## Exercise details:
Skip the pictures and extract all of the lines exactly as written.

## Data for the task:

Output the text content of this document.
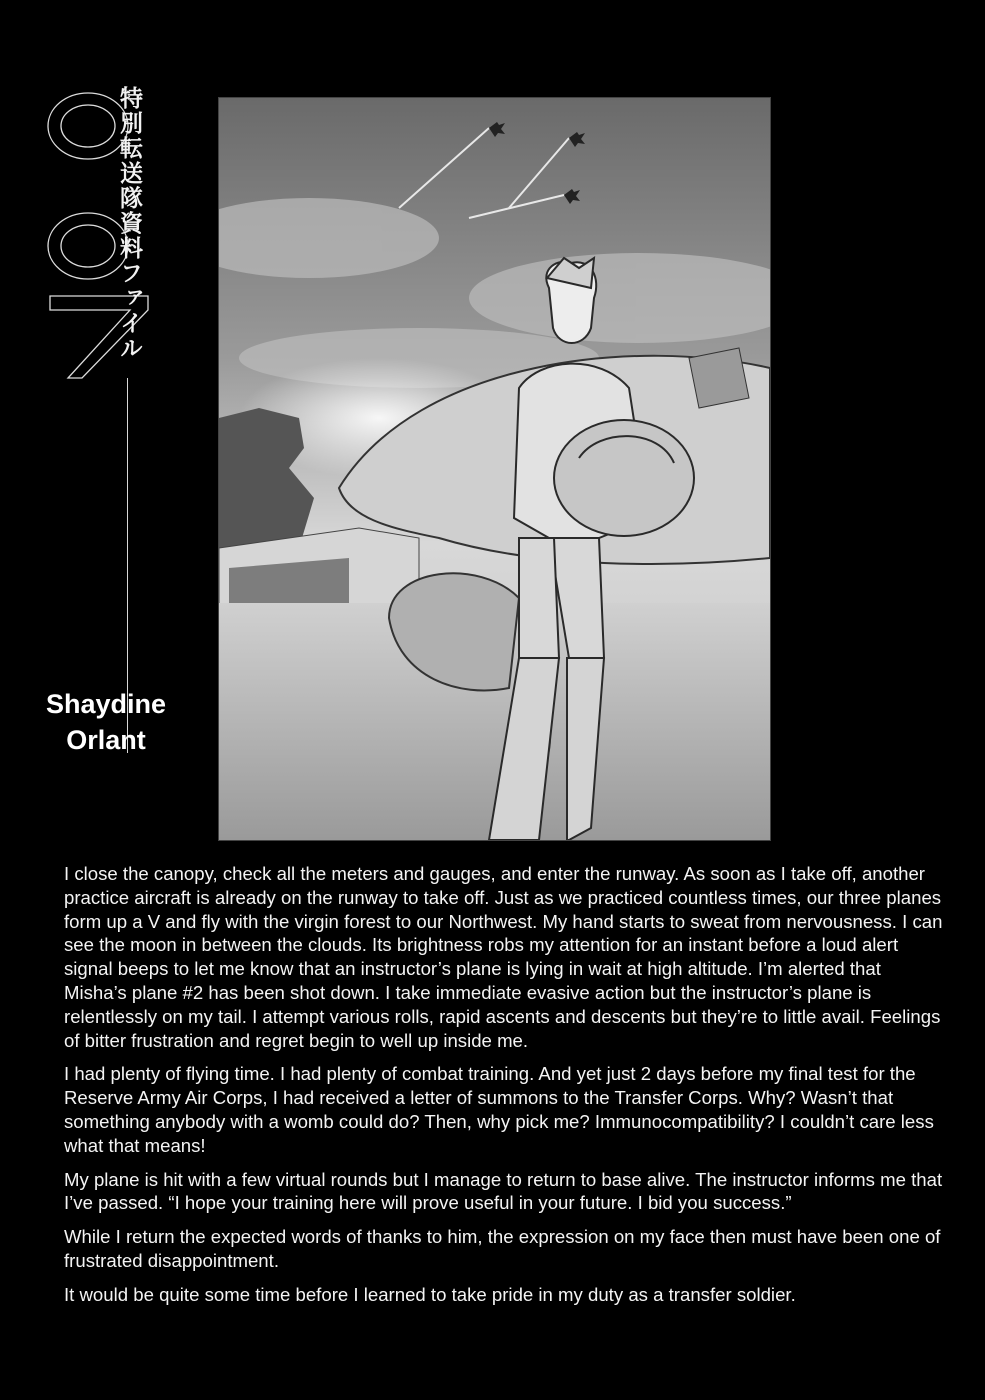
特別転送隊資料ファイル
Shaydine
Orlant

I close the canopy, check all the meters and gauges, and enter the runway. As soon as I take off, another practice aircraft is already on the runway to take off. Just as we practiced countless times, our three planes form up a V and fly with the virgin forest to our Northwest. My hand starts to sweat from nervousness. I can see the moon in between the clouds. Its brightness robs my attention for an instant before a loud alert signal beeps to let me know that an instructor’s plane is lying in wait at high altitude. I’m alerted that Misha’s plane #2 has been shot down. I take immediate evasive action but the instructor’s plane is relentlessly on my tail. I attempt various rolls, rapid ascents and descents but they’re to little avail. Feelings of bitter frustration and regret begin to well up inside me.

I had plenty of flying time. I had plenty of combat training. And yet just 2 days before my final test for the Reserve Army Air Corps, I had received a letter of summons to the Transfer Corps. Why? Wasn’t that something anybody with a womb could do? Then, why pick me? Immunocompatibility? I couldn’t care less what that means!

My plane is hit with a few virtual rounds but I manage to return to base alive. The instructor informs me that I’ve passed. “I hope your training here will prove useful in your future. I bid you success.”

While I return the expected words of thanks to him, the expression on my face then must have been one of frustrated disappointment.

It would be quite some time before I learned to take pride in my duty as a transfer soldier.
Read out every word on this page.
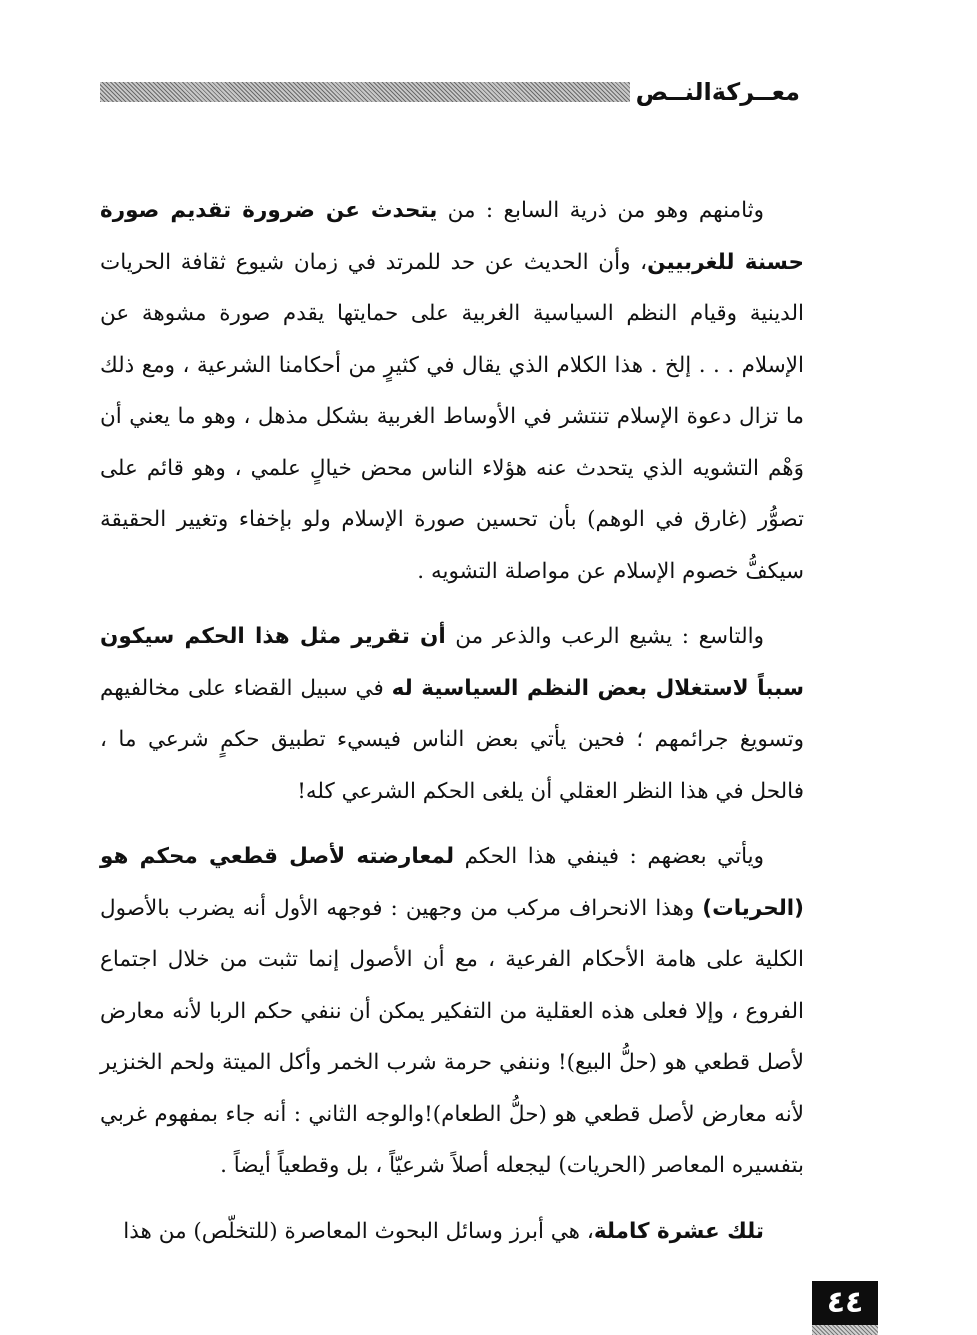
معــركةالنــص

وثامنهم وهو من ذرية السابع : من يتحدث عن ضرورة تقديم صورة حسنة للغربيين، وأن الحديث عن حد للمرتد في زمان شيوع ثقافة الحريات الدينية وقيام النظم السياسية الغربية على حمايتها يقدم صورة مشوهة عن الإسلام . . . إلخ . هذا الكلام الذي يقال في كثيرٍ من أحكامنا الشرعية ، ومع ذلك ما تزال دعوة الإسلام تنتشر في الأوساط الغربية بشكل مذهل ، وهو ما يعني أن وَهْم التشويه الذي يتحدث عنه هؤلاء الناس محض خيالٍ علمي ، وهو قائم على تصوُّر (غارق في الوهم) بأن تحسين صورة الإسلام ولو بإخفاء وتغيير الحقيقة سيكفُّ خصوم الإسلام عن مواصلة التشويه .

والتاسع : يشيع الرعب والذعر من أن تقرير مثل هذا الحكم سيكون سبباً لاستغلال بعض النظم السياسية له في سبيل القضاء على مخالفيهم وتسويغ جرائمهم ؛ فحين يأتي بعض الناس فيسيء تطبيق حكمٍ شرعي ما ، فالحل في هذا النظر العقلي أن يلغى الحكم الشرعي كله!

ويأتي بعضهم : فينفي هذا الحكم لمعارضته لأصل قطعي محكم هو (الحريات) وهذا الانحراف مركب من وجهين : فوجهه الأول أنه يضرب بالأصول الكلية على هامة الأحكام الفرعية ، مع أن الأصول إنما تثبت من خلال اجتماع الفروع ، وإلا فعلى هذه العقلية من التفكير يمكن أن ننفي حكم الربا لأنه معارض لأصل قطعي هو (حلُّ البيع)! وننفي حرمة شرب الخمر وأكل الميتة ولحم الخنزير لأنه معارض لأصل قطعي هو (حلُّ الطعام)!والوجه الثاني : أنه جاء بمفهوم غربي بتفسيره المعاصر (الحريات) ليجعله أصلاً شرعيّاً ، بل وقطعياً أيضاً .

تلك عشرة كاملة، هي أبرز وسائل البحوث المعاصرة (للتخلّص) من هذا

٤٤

## Correct output:
Output the text content of this document.
特別転送隊資料ファイル
Shaydine
Orlant

I close the canopy, check all the meters and gauges, and enter the runway. As soon as I take off, another practice aircraft is already on the runway to take off. Just as we practiced countless times, our three planes form up a V and fly with the virgin forest to our Northwest. My hand starts to sweat from nervousness. I can see the moon in between the clouds. Its brightness robs my attention for an instant before a loud alert signal beeps to let me know that an instructor’s plane is lying in wait at high altitude. I’m alerted that Misha’s plane #2 has been shot down. I take immediate evasive action but the instructor’s plane is relentlessly on my tail. I attempt various rolls, rapid ascents and descents but they’re to little avail. Feelings of bitter frustration and regret begin to well up inside me.

I had plenty of flying time. I had plenty of combat training. And yet just 2 days before my final test for the Reserve Army Air Corps, I had received a letter of summons to the Transfer Corps. Why? Wasn’t that something anybody with a womb could do? Then, why pick me? Immunocompatibility? I couldn’t care less what that means!

My plane is hit with a few virtual rounds but I manage to return to base alive. The instructor informs me that I’ve passed. “I hope your training here will prove useful in your future. I bid you success.”

While I return the expected words of thanks to him, the expression on my face then must have been one of frustrated disappointment.

It would be quite some time before I learned to take pride in my duty as a transfer soldier.
Read out every word on this page.
معــركةالنــص

وثامنهم وهو من ذرية السابع : من يتحدث عن ضرورة تقديم صورة حسنة للغربيين، وأن الحديث عن حد للمرتد في زمان شيوع ثقافة الحريات الدينية وقيام النظم السياسية الغربية على حمايتها يقدم صورة مشوهة عن الإسلام . . . إلخ . هذا الكلام الذي يقال في كثيرٍ من أحكامنا الشرعية ، ومع ذلك ما تزال دعوة الإسلام تنتشر في الأوساط الغربية بشكل مذهل ، وهو ما يعني أن وَهْم التشويه الذي يتحدث عنه هؤلاء الناس محض خيالٍ علمي ، وهو قائم على تصوُّر (غارق في الوهم) بأن تحسين صورة الإسلام ولو بإخفاء وتغيير الحقيقة سيكفُّ خصوم الإسلام عن مواصلة التشويه .

والتاسع : يشيع الرعب والذعر من أن تقرير مثل هذا الحكم سيكون سبباً لاستغلال بعض النظم السياسية له في سبيل القضاء على مخالفيهم وتسويغ جرائمهم ؛ فحين يأتي بعض الناس فيسيء تطبيق حكمٍ شرعي ما ، فالحل في هذا النظر العقلي أن يلغى الحكم الشرعي كله!

ويأتي بعضهم : فينفي هذا الحكم لمعارضته لأصل قطعي محكم هو (الحريات) وهذا الانحراف مركب من وجهين : فوجهه الأول أنه يضرب بالأصول الكلية على هامة الأحكام الفرعية ، مع أن الأصول إنما تثبت من خلال اجتماع الفروع ، وإلا فعلى هذه العقلية من التفكير يمكن أن ننفي حكم الربا لأنه معارض لأصل قطعي هو (حلُّ البيع)! وننفي حرمة شرب الخمر وأكل الميتة ولحم الخنزير لأنه معارض لأصل قطعي هو (حلُّ الطعام)!والوجه الثاني : أنه جاء بمفهوم غربي بتفسيره المعاصر (الحريات) ليجعله أصلاً شرعيّاً ، بل وقطعياً أيضاً .

تلك عشرة كاملة، هي أبرز وسائل البحوث المعاصرة (للتخلّص) من هذا

٤٤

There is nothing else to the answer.